Dataset records
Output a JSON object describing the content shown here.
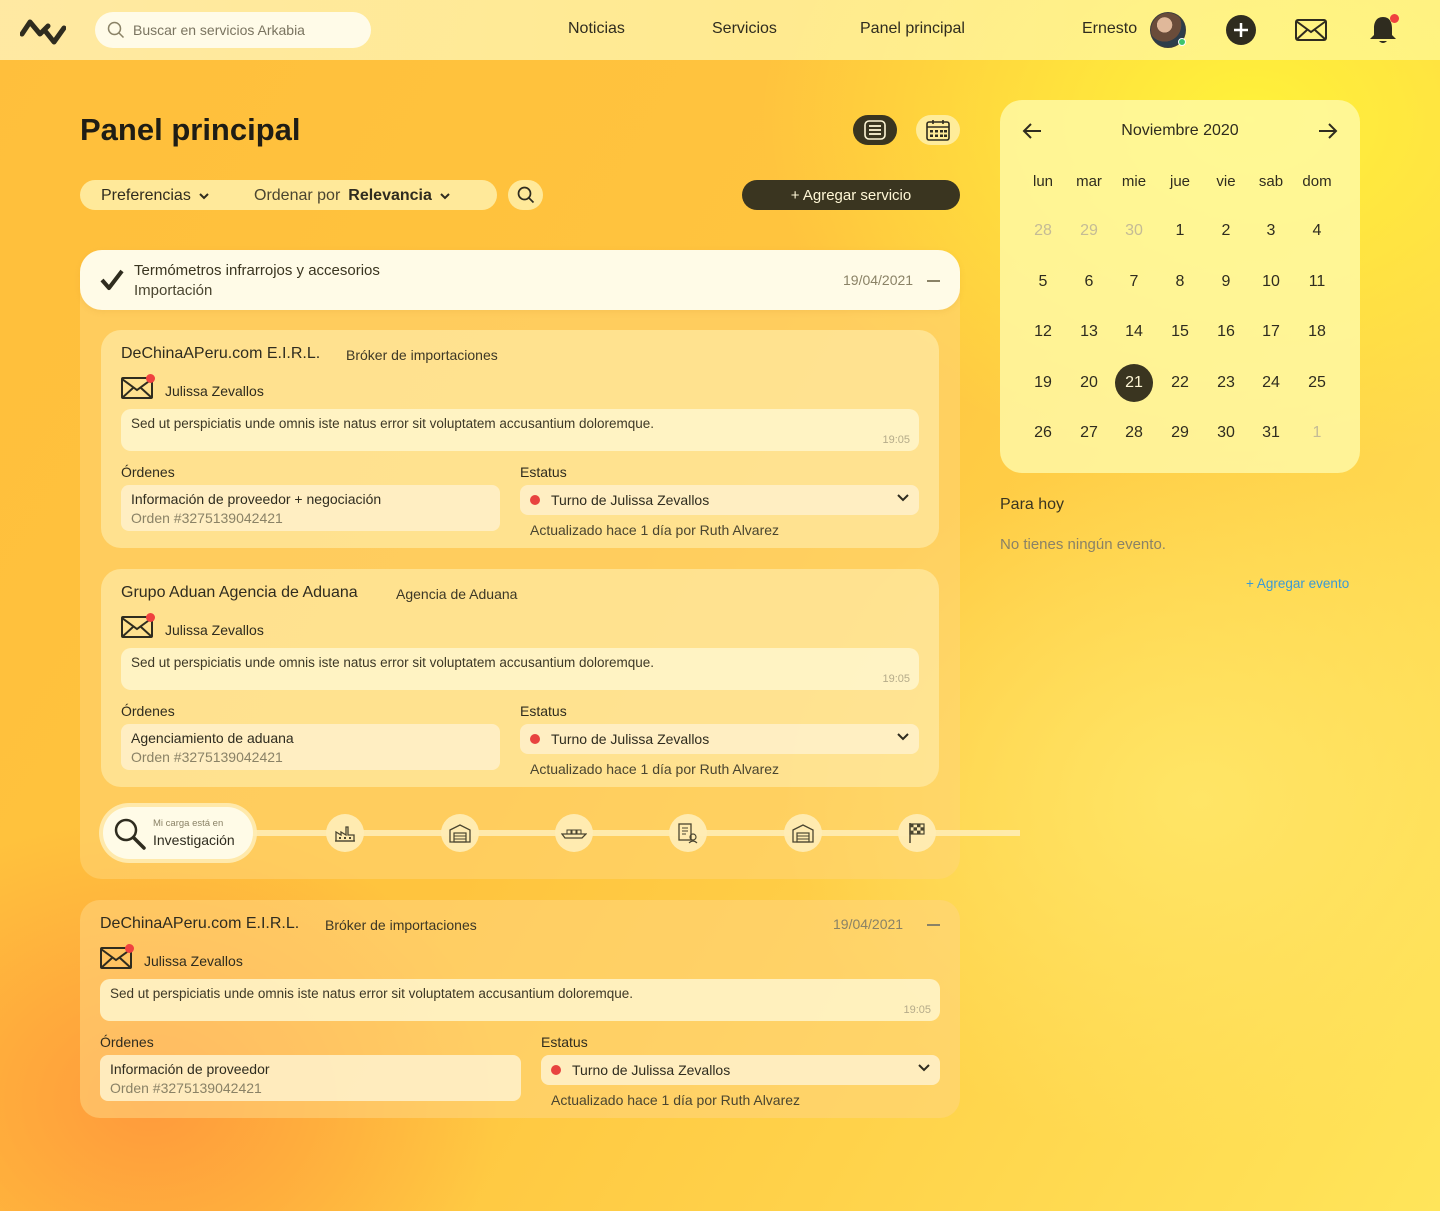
{
  "topbar": {
    "search_placeholder": "Buscar en servicios Arkabia",
    "nav": [
      "Noticias",
      "Servicios",
      "Panel principal"
    ],
    "user_name": "Ernesto"
  },
  "page": {
    "title": "Panel principal",
    "filter_preferences": "Preferencias",
    "sort_label": "Ordenar por",
    "sort_value": "Relevancia",
    "add_service": "+ Agregar servicio"
  },
  "group": {
    "title": "Termómetros infrarrojos y accesorios",
    "subtitle": "Importación",
    "date": "19/04/2021",
    "cards": [
      {
        "company": "DeChinaAPeru.com E.I.R.L.",
        "role": "Bróker de importaciones",
        "contact": "Julissa Zevallos",
        "message": "Sed ut perspiciatis unde omnis iste natus error sit voluptatem accusantium doloremque.",
        "message_time": "19:05",
        "orders_label": "Órdenes",
        "status_label": "Estatus",
        "order_name": "Información de proveedor + negociación",
        "order_number": "Orden #3275139042421",
        "status": "Turno de Julissa Zevallos",
        "updated": "Actualizado hace 1 día por Ruth Alvarez"
      },
      {
        "company": "Grupo Aduan Agencia de Aduana",
        "role": "Agencia de Aduana",
        "contact": "Julissa Zevallos",
        "message": "Sed ut perspiciatis unde omnis iste natus error sit voluptatem accusantium doloremque.",
        "message_time": "19:05",
        "orders_label": "Órdenes",
        "status_label": "Estatus",
        "order_name": "Agenciamiento de aduana",
        "order_number": "Orden #3275139042421",
        "status": "Turno de Julissa Zevallos",
        "updated": "Actualizado hace 1 día por Ruth Alvarez"
      }
    ],
    "progress": {
      "caption": "Mi carga está en",
      "stage": "Investigación",
      "stage_icons": [
        "factory-icon",
        "warehouse-icon",
        "ship-icon",
        "documents-icon",
        "warehouse-icon",
        "finish-flag-icon"
      ]
    }
  },
  "card2": {
    "company": "DeChinaAPeru.com E.I.R.L.",
    "role": "Bróker de importaciones",
    "date": "19/04/2021",
    "contact": "Julissa Zevallos",
    "message": "Sed ut perspiciatis unde omnis iste natus error sit voluptatem accusantium doloremque.",
    "message_time": "19:05",
    "orders_label": "Órdenes",
    "status_label": "Estatus",
    "order_name": "Información de proveedor",
    "order_number": "Orden #3275139042421",
    "status": "Turno de Julissa Zevallos",
    "updated": "Actualizado hace 1 día por Ruth Alvarez"
  },
  "calendar": {
    "title": "Noviembre 2020",
    "weekdays": [
      "lun",
      "mar",
      "mie",
      "jue",
      "vie",
      "sab",
      "dom"
    ],
    "weeks": [
      [
        "28",
        "29",
        "30",
        "1",
        "2",
        "3",
        "4"
      ],
      [
        "5",
        "6",
        "7",
        "8",
        "9",
        "10",
        "11"
      ],
      [
        "12",
        "13",
        "14",
        "15",
        "16",
        "17",
        "18"
      ],
      [
        "19",
        "20",
        "21",
        "22",
        "23",
        "24",
        "25"
      ],
      [
        "26",
        "27",
        "28",
        "29",
        "30",
        "31",
        "1"
      ]
    ],
    "selected": "21",
    "today_title": "Para hoy",
    "no_events": "No tienes ningún evento.",
    "add_event": "+ Agregar evento"
  },
  "colors": {
    "accent_dark": "#3a3520",
    "status_dot": "#e8433f",
    "notification": "#f0413f",
    "link": "#3a9ad6"
  }
}
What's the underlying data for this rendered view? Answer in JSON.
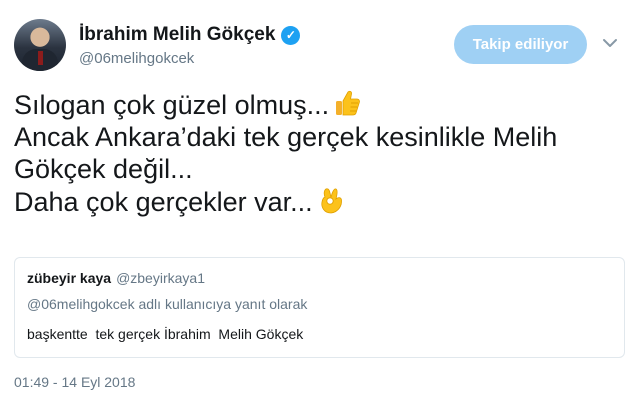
{
  "author": {
    "name": "İbrahim Melih Gökçek",
    "handle": "@06melihgokcek",
    "verified_mark": "✓"
  },
  "follow_button": {
    "label": "Takip ediliyor"
  },
  "menu": {
    "icon": "chevron-down-icon"
  },
  "tweet": {
    "lines": [
      "Sılogan çok güzel olmuş...",
      "Ancak Ankara’daki tek gerçek kesinlikle Melih",
      "Gökçek değil...",
      "Daha çok gerçekler var..."
    ],
    "emojis": [
      "thumbs-up-icon",
      "ok-hand-icon"
    ]
  },
  "quoted_tweet": {
    "name": "zübeyir kaya",
    "handle": "@zbeyirkaya1",
    "reply_context": "@06melihgokcek adlı kullanıcıya yanıt olarak",
    "text": "başkentte  tek gerçek İbrahim  Melih Gökçek"
  },
  "timestamp": "01:49 - 14 Eyl 2018",
  "colors": {
    "accent": "#1da1f2",
    "follow_button_bg": "#9fd0f4",
    "secondary_text": "#657786",
    "border": "#e1e8ed"
  }
}
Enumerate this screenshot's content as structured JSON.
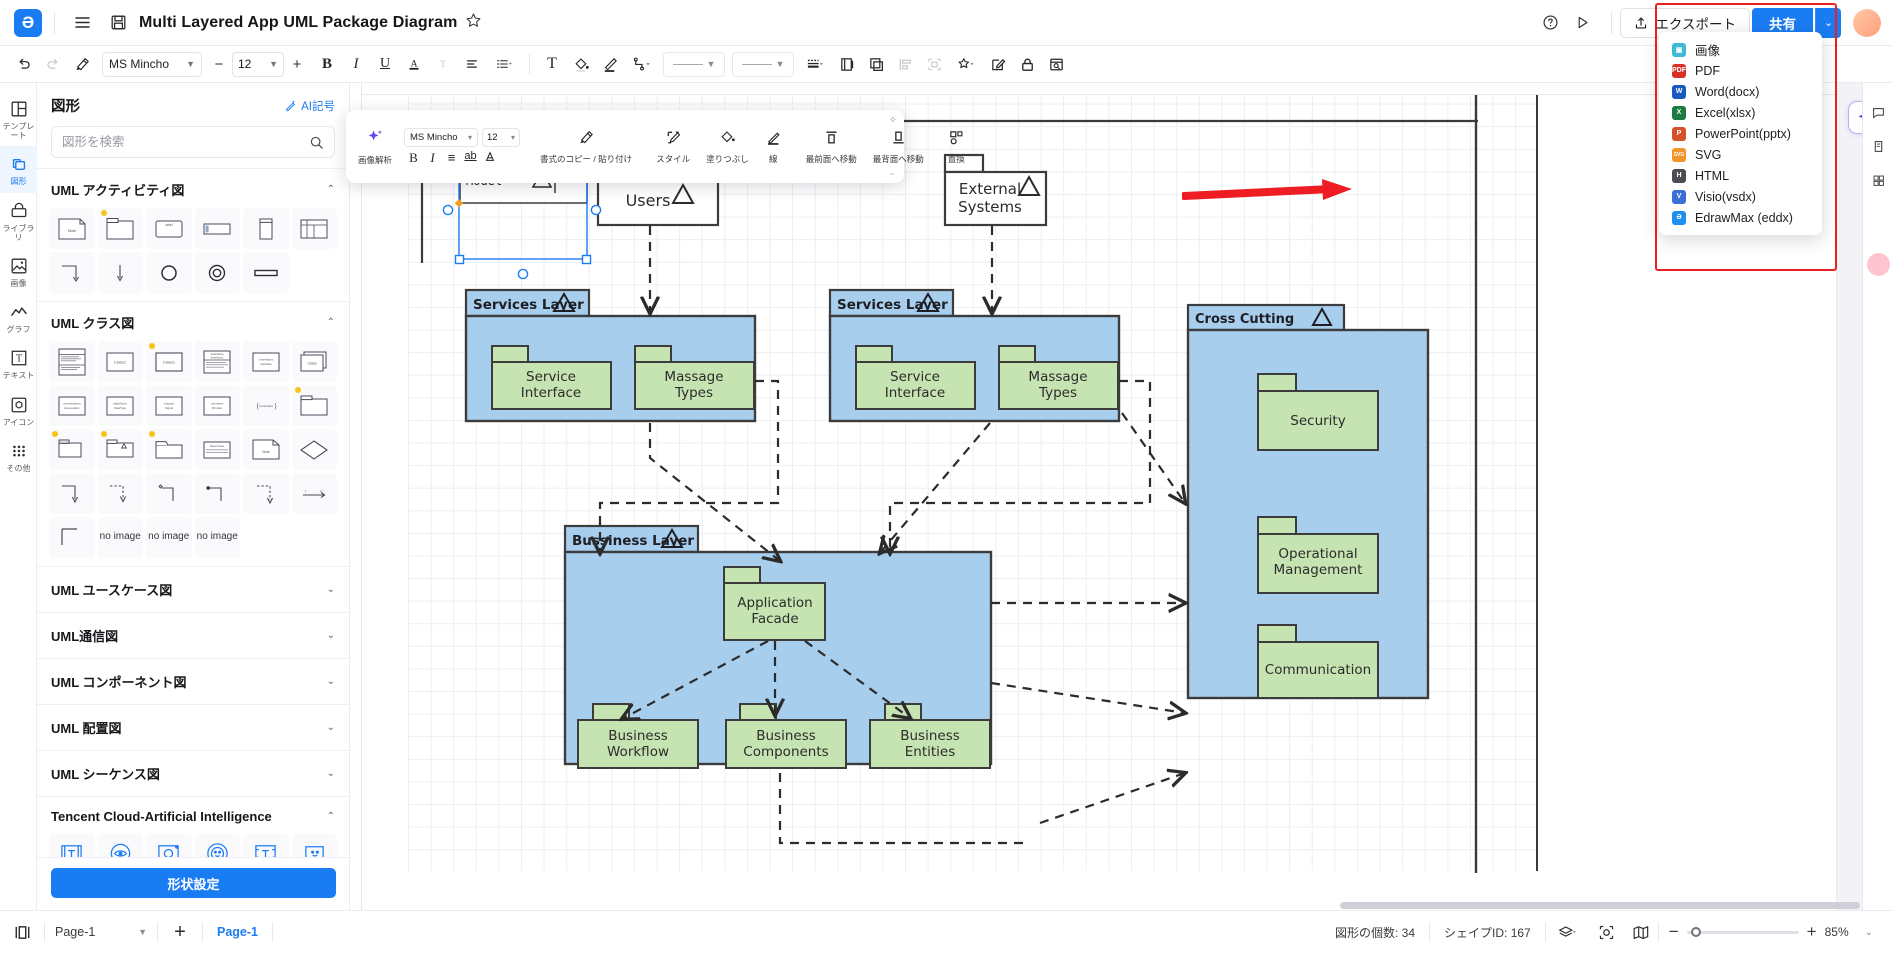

▸ THE TASK
Except for the pictures, reproduce every line exactly.

▸ ANSWER TO THE TASK
Output a JSON object describing the content shown here.
{
  "topbar": {
    "search_placeholder": "Buscar en servicios Arkabia",
    "nav": [
      "Noticias",
      "Servicios",
      "Panel principal"
    ],
    "user_name": "Ernesto"
  },
  "page": {
    "title": "Panel principal",
    "filter_preferences": "Preferencias",
    "sort_label": "Ordenar por",
    "sort_value": "Relevancia",
    "add_service": "+ Agregar servicio"
  },
  "group": {
    "title": "Termómetros infrarrojos y accesorios",
    "subtitle": "Importación",
    "date": "19/04/2021",
    "cards": [
      {
        "company": "DeChinaAPeru.com E.I.R.L.",
        "role": "Bróker de importaciones",
        "contact": "Julissa Zevallos",
        "message": "Sed ut perspiciatis unde omnis iste natus error sit voluptatem accusantium doloremque.",
        "message_time": "19:05",
        "orders_label": "Órdenes",
        "status_label": "Estatus",
        "order_name": "Información de proveedor + negociación",
        "order_number": "Orden #3275139042421",
        "status": "Turno de Julissa Zevallos",
        "updated": "Actualizado hace 1 día por Ruth Alvarez"
      },
      {
        "company": "Grupo Aduan Agencia de Aduana",
        "role": "Agencia de Aduana",
        "contact": "Julissa Zevallos",
        "message": "Sed ut perspiciatis unde omnis iste natus error sit voluptatem accusantium doloremque.",
        "message_time": "19:05",
        "orders_label": "Órdenes",
        "status_label": "Estatus",
        "order_name": "Agenciamiento de aduana",
        "order_number": "Orden #3275139042421",
        "status": "Turno de Julissa Zevallos",
        "updated": "Actualizado hace 1 día por Ruth Alvarez"
      }
    ],
    "progress": {
      "caption": "Mi carga está en",
      "stage": "Investigación",
      "stage_icons": [
        "factory-icon",
        "warehouse-icon",
        "ship-icon",
        "documents-icon",
        "warehouse-icon",
        "finish-flag-icon"
      ]
    }
  },
  "card2": {
    "company": "DeChinaAPeru.com E.I.R.L.",
    "role": "Bróker de importaciones",
    "date": "19/04/2021",
    "contact": "Julissa Zevallos",
    "message": "Sed ut perspiciatis unde omnis iste natus error sit voluptatem accusantium doloremque.",
    "message_time": "19:05",
    "orders_label": "Órdenes",
    "status_label": "Estatus",
    "order_name": "Información de proveedor",
    "order_number": "Orden #3275139042421",
    "status": "Turno de Julissa Zevallos",
    "updated": "Actualizado hace 1 día por Ruth Alvarez"
  },
  "calendar": {
    "title": "Noviembre 2020",
    "weekdays": [
      "lun",
      "mar",
      "mie",
      "jue",
      "vie",
      "sab",
      "dom"
    ],
    "weeks": [
      [
        "28",
        "29",
        "30",
        "1",
        "2",
        "3",
        "4"
      ],
      [
        "5",
        "6",
        "7",
        "8",
        "9",
        "10",
        "11"
      ],
      [
        "12",
        "13",
        "14",
        "15",
        "16",
        "17",
        "18"
      ],
      [
        "19",
        "20",
        "21",
        "22",
        "23",
        "24",
        "25"
      ],
      [
        "26",
        "27",
        "28",
        "29",
        "30",
        "31",
        "1"
      ]
    ],
    "selected": "21",
    "today_title": "Para hoy",
    "no_events": "No tienes ningún evento.",
    "add_event": "+ Agregar evento"
  },
  "colors": {
    "accent_dark": "#3a3520",
    "status_dot": "#e8433f",
    "notification": "#f0413f",
    "link": "#3a9ad6"
  }
}
What's the underlying data for this rendered view? Answer in JSON.
{
  "author": {
    "name": "İbrahim Melih Gökçek",
    "handle": "@06melihgokcek",
    "verified_mark": "✓"
  },
  "follow_button": {
    "label": "Takip ediliyor"
  },
  "menu": {
    "icon": "chevron-down-icon"
  },
  "tweet": {
    "lines": [
      "Sılogan çok güzel olmuş...",
      "Ancak Ankara’daki tek gerçek kesinlikle Melih",
      "Gökçek değil...",
      "Daha çok gerçekler var..."
    ],
    "emojis": [
      "thumbs-up-icon",
      "ok-hand-icon"
    ]
  },
  "quoted_tweet": {
    "name": "zübeyir kaya",
    "handle": "@zbeyirkaya1",
    "reply_context": "@06melihgokcek adlı kullanıcıya yanıt olarak",
    "text": "başkentte  tek gerçek İbrahim  Melih Gökçek"
  },
  "timestamp": "01:49 - 14 Eyl 2018",
  "colors": {
    "accent": "#1da1f2",
    "follow_button_bg": "#9fd0f4",
    "secondary_text": "#657786",
    "border": "#e1e8ed"
  }
}
Enumerate this screenshot's content as structured JSON.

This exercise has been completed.